TEXTABSCHNITT ▸
%%

Einer ist 78 Jahre alt und versucht verzweifelt, sein Vermächtnis zu retten. Der andere ist 85 und hat nichts mehr zu verlieren. In den vergangenen Wochen haben Kenias Präsident Mwai Kibaki und sein Vorgänger Daniel Arap Moi im Kampf für bzw. gegen eine historische neue Verfassung eine Energie an den Tag gelegt, die man ihnen in ihrem Alter gar nicht mehr zugetraut hätte.
Heute stimmen über 12 Millionen Kenianer in einem Referendum über die Gesetzesvorschläge ab, deren Annahme eine neue Epoche in der Geschichte des Landes einläuten könnte. Das Referendum wird unter strengen Sicherheitsvorkehrungen abgehalten, um ein Blutvergießen wie bei den von Betrugsvorwürfen überschatteten Parlamentswahlen im Jahr 2007 zu vermeiden, die Kibakis Ruf im In- und Ausland stark beschädigten. Die Erarbeitung einer neuen Verfassung war eine Schlüsselforderung des Friedensabkommens, mit dem der Gewalt schließlich Einhalt geboten werden konnte. Die gegenwärtig geltenden Gesetze datieren zurück auf die Erlangung der Unabhängigkeit und haben es mehreren Staatschefs ermöglicht, unangefochten zu regieren und nach Gutdünken den Staat zu schröpfen. Die zur Abstimmung stehenden Gesetze würden Präsident und Parlament einer stärkeren demokratischen Kontrolle unterwerfen, die politische Macht dezentralisieren, die Grundrechte der Bürger stärken und die Konfiszierung illegal angeeigneten Landes ermöglichen.

%%

AUFGABE A ▸ Wie viele Kenianer stimmen laut dem Textabschnitt über das Verfassungsreferendum ab?
AUFGABE B ▸ Kopiere aus dem Textabschnitt zum Referendum in Kenia die Stelle wortgetreu, beginnend bei „Einer ist 78“ und endend bei „mehr zugetraut hätte.“.

DATENZEILEN ▸

%%

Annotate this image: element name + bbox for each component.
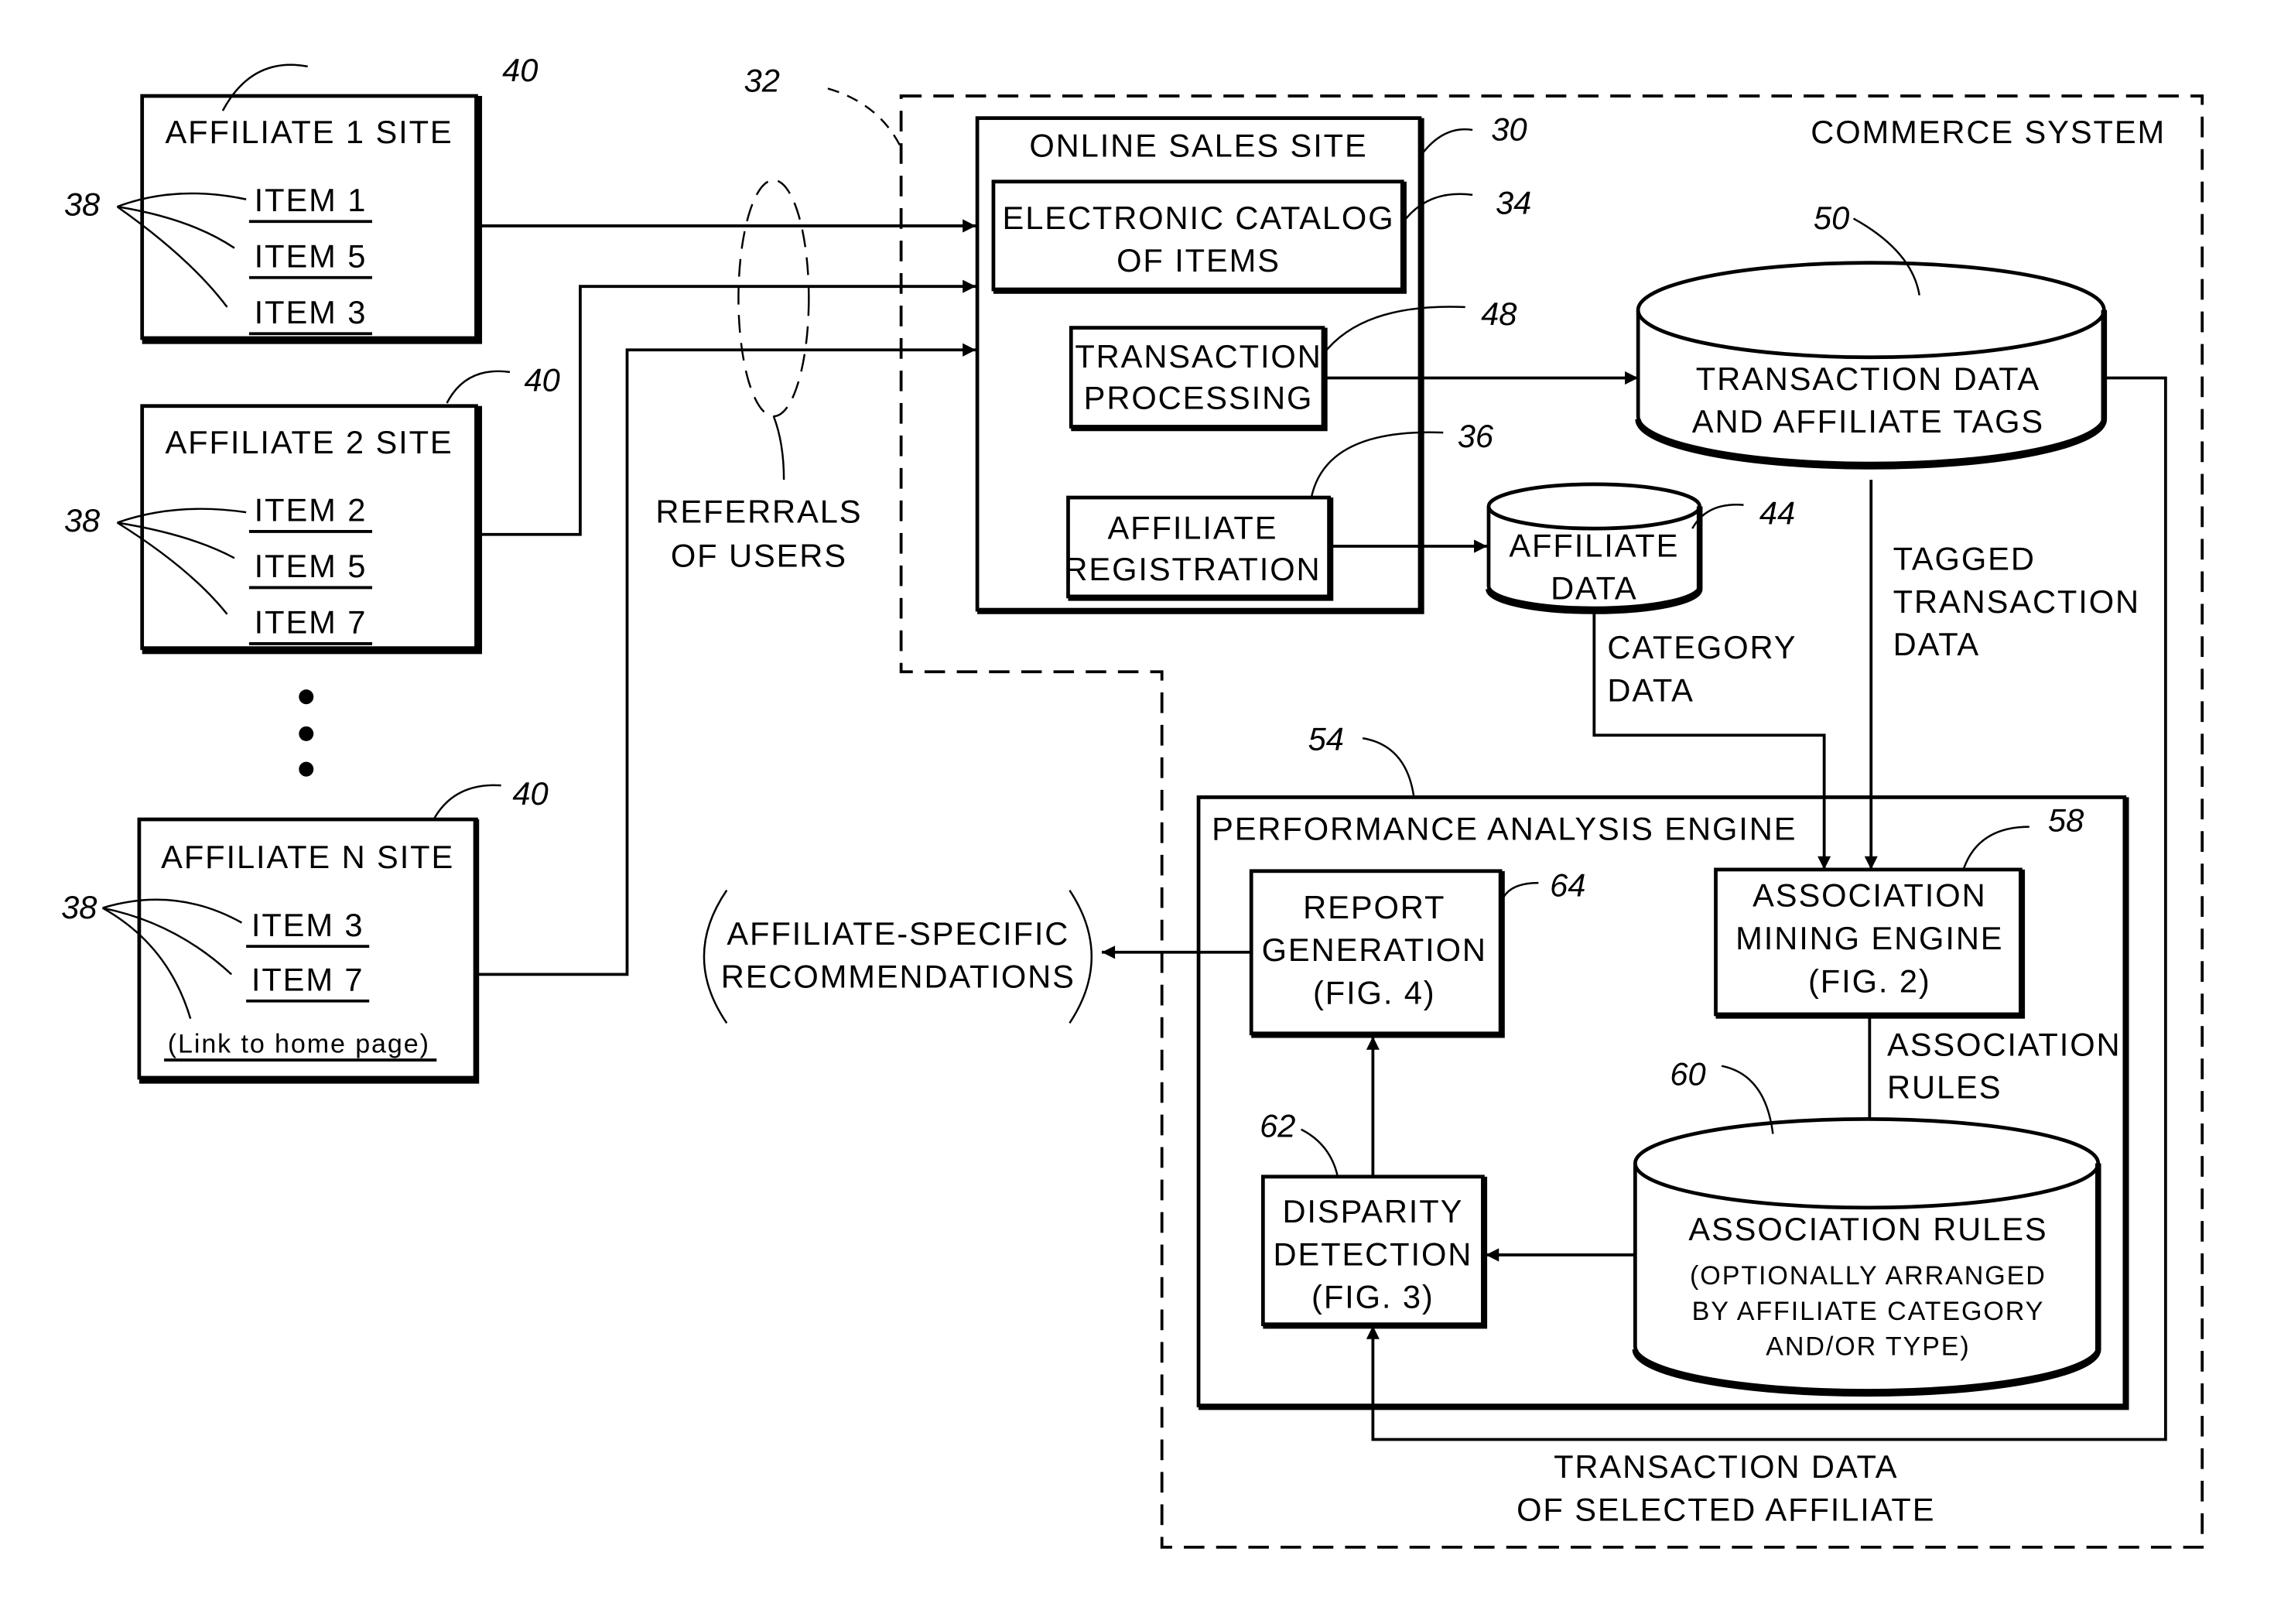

%%

LÖSUNG A ▸ Über 12 Millionen.

LÖSUNG B ▸
Einer ist 78 Jahre alt und versucht verzweifelt, sein Vermächtnis zu retten. Der andere ist 85 und hat nichts mehr zu verlieren. In den vergangenen Wochen haben Kenias Präsident Mwai Kibaki und sein Vorgänger Daniel Arap Moi im Kampf für bzw. gegen eine historische neue Verfassung eine Energie an den Tag gelegt, die man ihnen in ihrem Alter gar nicht mehr zugetraut hätte.